§ TASK DESCRIPTION: Go through the entries below and write each one out exactly.

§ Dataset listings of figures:
((

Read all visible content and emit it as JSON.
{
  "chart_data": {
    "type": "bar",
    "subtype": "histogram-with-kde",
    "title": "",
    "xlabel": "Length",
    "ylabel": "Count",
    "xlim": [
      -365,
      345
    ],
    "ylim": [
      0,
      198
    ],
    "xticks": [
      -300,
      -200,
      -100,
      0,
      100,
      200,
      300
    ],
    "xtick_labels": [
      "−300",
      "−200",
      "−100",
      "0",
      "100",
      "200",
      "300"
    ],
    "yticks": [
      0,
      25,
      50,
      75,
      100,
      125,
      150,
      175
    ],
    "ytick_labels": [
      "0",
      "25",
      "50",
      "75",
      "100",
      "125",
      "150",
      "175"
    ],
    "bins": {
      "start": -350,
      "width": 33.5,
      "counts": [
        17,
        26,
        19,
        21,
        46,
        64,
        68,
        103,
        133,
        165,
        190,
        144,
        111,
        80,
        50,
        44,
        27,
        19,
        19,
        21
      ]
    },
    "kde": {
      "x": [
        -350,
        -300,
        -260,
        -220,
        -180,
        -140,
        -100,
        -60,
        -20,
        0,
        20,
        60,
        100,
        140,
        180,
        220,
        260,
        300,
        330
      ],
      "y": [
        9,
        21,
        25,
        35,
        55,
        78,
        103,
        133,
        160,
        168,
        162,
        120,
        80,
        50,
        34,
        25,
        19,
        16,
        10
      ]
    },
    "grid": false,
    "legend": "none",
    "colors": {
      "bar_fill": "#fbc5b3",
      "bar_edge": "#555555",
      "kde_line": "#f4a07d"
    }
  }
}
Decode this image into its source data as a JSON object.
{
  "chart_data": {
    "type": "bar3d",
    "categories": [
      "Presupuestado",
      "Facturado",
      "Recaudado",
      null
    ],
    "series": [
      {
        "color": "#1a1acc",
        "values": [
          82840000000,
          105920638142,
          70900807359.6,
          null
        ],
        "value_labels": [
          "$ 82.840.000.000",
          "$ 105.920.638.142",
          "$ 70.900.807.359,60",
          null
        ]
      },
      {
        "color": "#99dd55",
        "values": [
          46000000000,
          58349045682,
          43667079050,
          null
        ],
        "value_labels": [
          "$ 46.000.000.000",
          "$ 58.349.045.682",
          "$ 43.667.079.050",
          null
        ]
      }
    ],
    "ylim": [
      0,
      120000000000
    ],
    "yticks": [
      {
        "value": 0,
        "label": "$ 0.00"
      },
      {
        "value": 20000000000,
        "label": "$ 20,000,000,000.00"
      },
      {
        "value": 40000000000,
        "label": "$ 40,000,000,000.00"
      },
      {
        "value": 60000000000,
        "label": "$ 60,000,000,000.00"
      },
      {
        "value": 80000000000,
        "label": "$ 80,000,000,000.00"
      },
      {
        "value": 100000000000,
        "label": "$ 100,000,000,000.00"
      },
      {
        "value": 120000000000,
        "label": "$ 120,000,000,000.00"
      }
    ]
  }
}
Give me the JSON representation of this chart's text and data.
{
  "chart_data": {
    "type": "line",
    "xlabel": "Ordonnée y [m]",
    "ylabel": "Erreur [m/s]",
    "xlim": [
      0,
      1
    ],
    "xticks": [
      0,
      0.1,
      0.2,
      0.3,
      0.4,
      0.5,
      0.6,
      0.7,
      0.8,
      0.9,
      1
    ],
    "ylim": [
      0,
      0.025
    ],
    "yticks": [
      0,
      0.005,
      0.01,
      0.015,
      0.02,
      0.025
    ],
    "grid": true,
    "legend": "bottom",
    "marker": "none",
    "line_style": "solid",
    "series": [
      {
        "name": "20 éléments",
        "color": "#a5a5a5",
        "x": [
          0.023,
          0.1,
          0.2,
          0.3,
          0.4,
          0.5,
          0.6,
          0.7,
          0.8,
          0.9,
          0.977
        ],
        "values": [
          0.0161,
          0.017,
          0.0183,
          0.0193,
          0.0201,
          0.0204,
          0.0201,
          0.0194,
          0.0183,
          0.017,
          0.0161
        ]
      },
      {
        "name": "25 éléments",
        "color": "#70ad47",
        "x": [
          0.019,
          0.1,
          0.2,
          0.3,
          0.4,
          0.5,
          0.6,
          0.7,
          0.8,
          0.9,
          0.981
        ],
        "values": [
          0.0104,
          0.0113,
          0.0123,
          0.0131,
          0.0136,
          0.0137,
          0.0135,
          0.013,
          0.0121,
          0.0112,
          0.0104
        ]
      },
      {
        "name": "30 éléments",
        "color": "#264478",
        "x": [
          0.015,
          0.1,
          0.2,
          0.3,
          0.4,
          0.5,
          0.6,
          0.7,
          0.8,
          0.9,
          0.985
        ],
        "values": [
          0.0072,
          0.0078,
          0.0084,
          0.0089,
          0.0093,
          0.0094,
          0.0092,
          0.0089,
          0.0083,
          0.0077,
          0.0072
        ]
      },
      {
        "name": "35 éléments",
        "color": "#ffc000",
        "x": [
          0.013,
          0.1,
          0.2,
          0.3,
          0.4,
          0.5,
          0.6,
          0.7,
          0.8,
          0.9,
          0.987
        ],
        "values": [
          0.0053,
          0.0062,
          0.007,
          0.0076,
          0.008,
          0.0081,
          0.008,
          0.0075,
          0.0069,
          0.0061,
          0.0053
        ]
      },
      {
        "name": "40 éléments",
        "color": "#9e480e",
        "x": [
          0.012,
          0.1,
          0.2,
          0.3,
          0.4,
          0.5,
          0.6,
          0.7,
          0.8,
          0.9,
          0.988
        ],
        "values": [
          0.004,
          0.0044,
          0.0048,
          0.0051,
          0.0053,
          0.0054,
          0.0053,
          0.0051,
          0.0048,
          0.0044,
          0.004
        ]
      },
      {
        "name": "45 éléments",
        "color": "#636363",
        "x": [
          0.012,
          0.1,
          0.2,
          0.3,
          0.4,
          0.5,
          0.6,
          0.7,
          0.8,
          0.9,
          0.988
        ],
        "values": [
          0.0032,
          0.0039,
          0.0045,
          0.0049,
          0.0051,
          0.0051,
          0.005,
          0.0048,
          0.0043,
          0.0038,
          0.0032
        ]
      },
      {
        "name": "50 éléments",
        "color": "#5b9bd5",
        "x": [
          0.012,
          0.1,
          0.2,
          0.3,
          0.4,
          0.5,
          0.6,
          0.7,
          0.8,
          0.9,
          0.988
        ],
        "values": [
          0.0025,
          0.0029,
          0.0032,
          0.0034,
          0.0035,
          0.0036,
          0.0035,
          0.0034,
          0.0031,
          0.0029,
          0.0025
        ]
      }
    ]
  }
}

))

§ TASK SOLUTION:
Read all visible content and emit it as JSON.
{
  "chart_data": {
    "type": "bar",
    "subtype": "histogram-with-kde",
    "title": "",
    "xlabel": "Length",
    "ylabel": "Count",
    "xlim": [
      -365,
      345
    ],
    "ylim": [
      0,
      198
    ],
    "xticks": [
      -300,
      -200,
      -100,
      0,
      100,
      200,
      300
    ],
    "xtick_labels": [
      "−300",
      "−200",
      "−100",
      "0",
      "100",
      "200",
      "300"
    ],
    "yticks": [
      0,
      25,
      50,
      75,
      100,
      125,
      150,
      175
    ],
    "ytick_labels": [
      "0",
      "25",
      "50",
      "75",
      "100",
      "125",
      "150",
      "175"
    ],
    "bins": {
      "start": -350,
      "width": 33.5,
      "counts": [
        17,
        26,
        19,
        21,
        46,
        64,
        68,
        103,
        133,
        165,
        190,
        144,
        111,
        80,
        50,
        44,
        27,
        19,
        19,
        21
      ]
    },
    "kde": {
      "x": [
        -350,
        -300,
        -260,
        -220,
        -180,
        -140,
        -100,
        -60,
        -20,
        0,
        20,
        60,
        100,
        140,
        180,
        220,
        260,
        300,
        330
      ],
      "y": [
        9,
        21,
        25,
        35,
        55,
        78,
        103,
        133,
        160,
        168,
        162,
        120,
        80,
        50,
        34,
        25,
        19,
        16,
        10
      ]
    },
    "grid": false,
    "legend": "none",
    "colors": {
      "bar_fill": "#fbc5b3",
      "bar_edge": "#555555",
      "kde_line": "#f4a07d"
    }
  }
}
Decode this image into its source data as a JSON object.
{
  "chart_data": {
    "type": "bar3d",
    "categories": [
      "Presupuestado",
      "Facturado",
      "Recaudado",
      null
    ],
    "series": [
      {
        "color": "#1a1acc",
        "values": [
          82840000000,
          105920638142,
          70900807359.6,
          null
        ],
        "value_labels": [
          "$ 82.840.000.000",
          "$ 105.920.638.142",
          "$ 70.900.807.359,60",
          null
        ]
      },
      {
        "color": "#99dd55",
        "values": [
          46000000000,
          58349045682,
          43667079050,
          null
        ],
        "value_labels": [
          "$ 46.000.000.000",
          "$ 58.349.045.682",
          "$ 43.667.079.050",
          null
        ]
      }
    ],
    "ylim": [
      0,
      120000000000
    ],
    "yticks": [
      {
        "value": 0,
        "label": "$ 0.00"
      },
      {
        "value": 20000000000,
        "label": "$ 20,000,000,000.00"
      },
      {
        "value": 40000000000,
        "label": "$ 40,000,000,000.00"
      },
      {
        "value": 60000000000,
        "label": "$ 60,000,000,000.00"
      },
      {
        "value": 80000000000,
        "label": "$ 80,000,000,000.00"
      },
      {
        "value": 100000000000,
        "label": "$ 100,000,000,000.00"
      },
      {
        "value": 120000000000,
        "label": "$ 120,000,000,000.00"
      }
    ]
  }
}
Give me the JSON representation of this chart's text and data.
{
  "chart_data": {
    "type": "line",
    "xlabel": "Ordonnée y [m]",
    "ylabel": "Erreur [m/s]",
    "xlim": [
      0,
      1
    ],
    "xticks": [
      0,
      0.1,
      0.2,
      0.3,
      0.4,
      0.5,
      0.6,
      0.7,
      0.8,
      0.9,
      1
    ],
    "ylim": [
      0,
      0.025
    ],
    "yticks": [
      0,
      0.005,
      0.01,
      0.015,
      0.02,
      0.025
    ],
    "grid": true,
    "legend": "bottom",
    "marker": "none",
    "line_style": "solid",
    "series": [
      {
        "name": "20 éléments",
        "color": "#a5a5a5",
        "x": [
          0.023,
          0.1,
          0.2,
          0.3,
          0.4,
          0.5,
          0.6,
          0.7,
          0.8,
          0.9,
          0.977
        ],
        "values": [
          0.0161,
          0.017,
          0.0183,
          0.0193,
          0.0201,
          0.0204,
          0.0201,
          0.0194,
          0.0183,
          0.017,
          0.0161
        ]
      },
      {
        "name": "25 éléments",
        "color": "#70ad47",
        "x": [
          0.019,
          0.1,
          0.2,
          0.3,
          0.4,
          0.5,
          0.6,
          0.7,
          0.8,
          0.9,
          0.981
        ],
        "values": [
          0.0104,
          0.0113,
          0.0123,
          0.0131,
          0.0136,
          0.0137,
          0.0135,
          0.013,
          0.0121,
          0.0112,
          0.0104
        ]
      },
      {
        "name": "30 éléments",
        "color": "#264478",
        "x": [
          0.015,
          0.1,
          0.2,
          0.3,
          0.4,
          0.5,
          0.6,
          0.7,
          0.8,
          0.9,
          0.985
        ],
        "values": [
          0.0072,
          0.0078,
          0.0084,
          0.0089,
          0.0093,
          0.0094,
          0.0092,
          0.0089,
          0.0083,
          0.0077,
          0.0072
        ]
      },
      {
        "name": "35 éléments",
        "color": "#ffc000",
        "x": [
          0.013,
          0.1,
          0.2,
          0.3,
          0.4,
          0.5,
          0.6,
          0.7,
          0.8,
          0.9,
          0.987
        ],
        "values": [
          0.0053,
          0.0062,
          0.007,
          0.0076,
          0.008,
          0.0081,
          0.008,
          0.0075,
          0.0069,
          0.0061,
          0.0053
        ]
      },
      {
        "name": "40 éléments",
        "color": "#9e480e",
        "x": [
          0.012,
          0.1,
          0.2,
          0.3,
          0.4,
          0.5,
          0.6,
          0.7,
          0.8,
          0.9,
          0.988
        ],
        "values": [
          0.004,
          0.0044,
          0.0048,
          0.0051,
          0.0053,
          0.0054,
          0.0053,
          0.0051,
          0.0048,
          0.0044,
          0.004
        ]
      },
      {
        "name": "45 éléments",
        "color": "#636363",
        "x": [
          0.012,
          0.1,
          0.2,
          0.3,
          0.4,
          0.5,
          0.6,
          0.7,
          0.8,
          0.9,
          0.988
        ],
        "values": [
          0.0032,
          0.0039,
          0.0045,
          0.0049,
          0.0051,
          0.0051,
          0.005,
          0.0048,
          0.0043,
          0.0038,
          0.0032
        ]
      },
      {
        "name": "50 éléments",
        "color": "#5b9bd5",
        "x": [
          0.012,
          0.1,
          0.2,
          0.3,
          0.4,
          0.5,
          0.6,
          0.7,
          0.8,
          0.9,
          0.988
        ],
        "values": [
          0.0025,
          0.0029,
          0.0032,
          0.0034,
          0.0035,
          0.0036,
          0.0035,
          0.0034,
          0.0031,
          0.0029,
          0.0025
        ]
      }
    ]
  }
}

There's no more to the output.